= Entries provided =
◆ ◆ ◆ ◆ ◆

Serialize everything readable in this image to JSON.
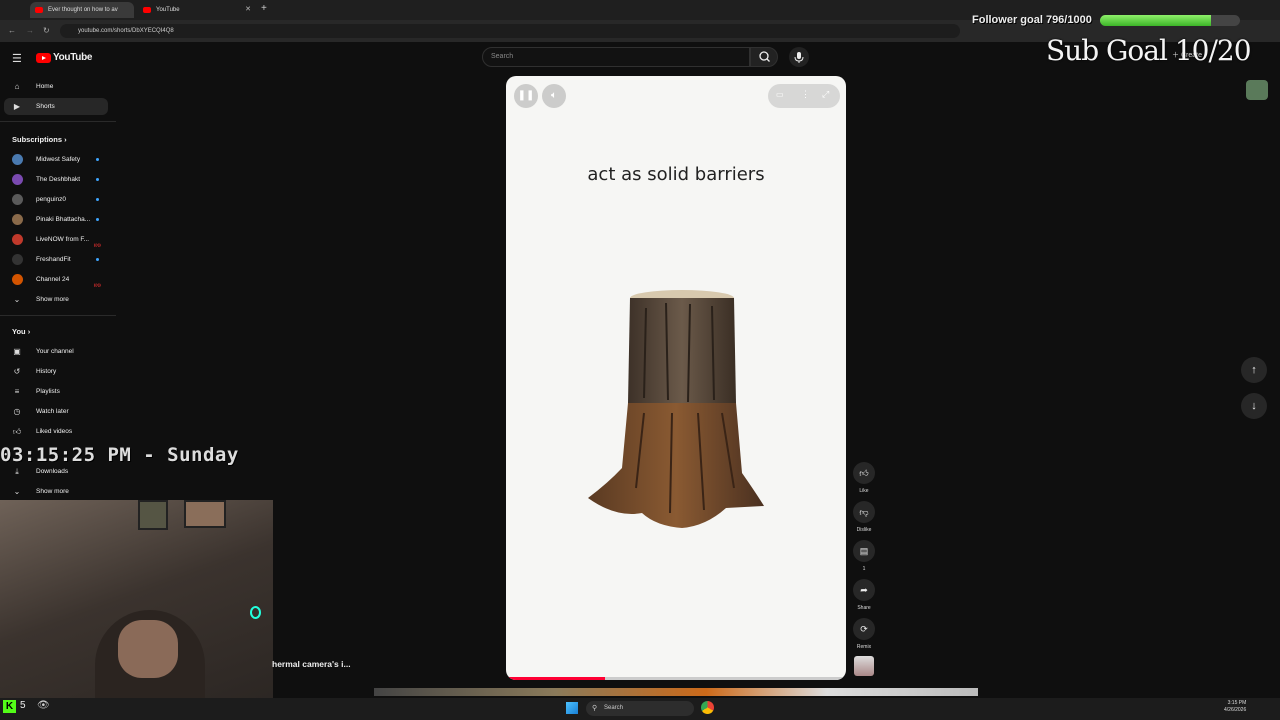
{
  "browser": {
    "tabs": [
      {
        "title": "Ever thought on how to av",
        "active": true
      },
      {
        "title": "YouTube",
        "active": false
      }
    ],
    "url": "youtube.com/shorts/DbXYECQI4Q8"
  },
  "header": {
    "logo_text": "YouTube",
    "search_placeholder": "Search",
    "create_label": "Create"
  },
  "sidebar": {
    "main": [
      {
        "label": "Home",
        "icon": "home-icon"
      },
      {
        "label": "Shorts",
        "icon": "shorts-icon",
        "active": true
      }
    ],
    "subscriptions_heading": "Subscriptions",
    "subscriptions": [
      {
        "label": "Midwest Safety",
        "badge": "dot",
        "color": "#4a7ab0"
      },
      {
        "label": "The Deshbhakt",
        "badge": "dot",
        "color": "#7a4ab0"
      },
      {
        "label": "penguinz0",
        "badge": "dot",
        "color": "#5a5a5a"
      },
      {
        "label": "Pinaki Bhattacha...",
        "badge": "dot",
        "color": "#8a6a4a"
      },
      {
        "label": "LiveNOW from F...",
        "badge": "live",
        "color": "#c0392b"
      },
      {
        "label": "FreshandFit",
        "badge": "dot",
        "color": "#333333"
      },
      {
        "label": "Channel 24",
        "badge": "live",
        "color": "#d35400"
      }
    ],
    "show_more": "Show more",
    "you_heading": "You",
    "you_items": [
      {
        "label": "Your channel",
        "icon": "channel-icon"
      },
      {
        "label": "History",
        "icon": "history-icon"
      },
      {
        "label": "Playlists",
        "icon": "playlists-icon"
      },
      {
        "label": "Watch later",
        "icon": "watch-later-icon"
      },
      {
        "label": "Liked videos",
        "icon": "like-icon"
      },
      {
        "label": "Downloads",
        "icon": "download-icon"
      }
    ],
    "show_more_2": "Show more"
  },
  "short": {
    "caption": "act as solid barriers",
    "progress": 0.29
  },
  "actions": [
    {
      "label": "Like",
      "icon": "like-icon"
    },
    {
      "label": "Dislike",
      "icon": "dislike-icon"
    },
    {
      "label": "1",
      "icon": "comment-icon"
    },
    {
      "label": "Share",
      "icon": "share-icon"
    },
    {
      "label": "Remix",
      "icon": "remix-icon"
    }
  ],
  "overlay": {
    "follower_goal": "Follower goal 796/1000",
    "follower_progress": 0.796,
    "sub_goal": "Sub Goal  10/20",
    "clock": "03:15:25 PM - Sunday",
    "bottom_text": "hermal camera's i...",
    "viewer_count": "5"
  },
  "taskbar": {
    "search": "Search",
    "time": "3:15 PM",
    "date": "4/26/2026"
  },
  "colors": {
    "accent": "#ff0000",
    "progress": "#ff0033",
    "follower_bar": "#3cb528"
  }
}
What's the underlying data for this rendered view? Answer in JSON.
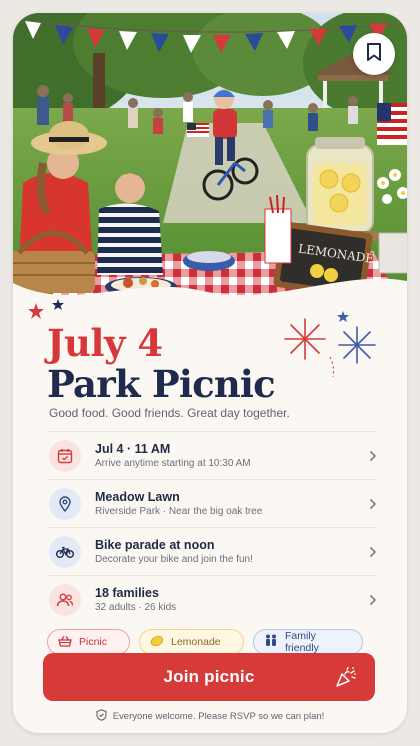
{
  "event": {
    "title_line1": "July 4",
    "title_line2": "Park Picnic",
    "tagline": "Good food. Good friends. Great day together.",
    "sign_text": "LEMONADE"
  },
  "details": [
    {
      "icon": "calendar-icon",
      "title": "Jul 4 · 11 AM",
      "subtitle": "Arrive anytime starting at 10:30 AM"
    },
    {
      "icon": "location-pin-icon",
      "title": "Meadow Lawn",
      "subtitle": "Riverside Park  ·  Near the big oak tree"
    },
    {
      "icon": "bicycle-icon",
      "title": "Bike parade at noon",
      "subtitle": "Decorate your bike and join the fun!"
    },
    {
      "icon": "people-icon",
      "title": "18 families",
      "subtitle": "32 adults · 26 kids"
    }
  ],
  "tags": [
    {
      "label": "Picnic",
      "icon": "basket-icon"
    },
    {
      "label": "Lemonade",
      "icon": "lemon-icon"
    },
    {
      "label": "Family friendly",
      "icon": "family-icon"
    }
  ],
  "cta": {
    "label": "Join picnic",
    "icon": "party-popper-icon"
  },
  "footer": {
    "note": "Everyone welcome. Please RSVP so we can plan!",
    "icon": "shield-icon"
  },
  "colors": {
    "accent_red": "#d63a39",
    "navy": "#1f2b4d",
    "background": "#fbf8f4"
  }
}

◆ ◆ ◆ ◆ ◆

= What you have to do =
From the records above, pick out and copy each line holding the word "subtitle".

= Answer to the problem =
      "subtitle": "Arrive anytime starting at 10:30 AM"
      "subtitle": "Riverside Park  ·  Near the big oak tree"
      "subtitle": "Decorate your bike and join the fun!"
      "subtitle": "32 adults · 26 kids"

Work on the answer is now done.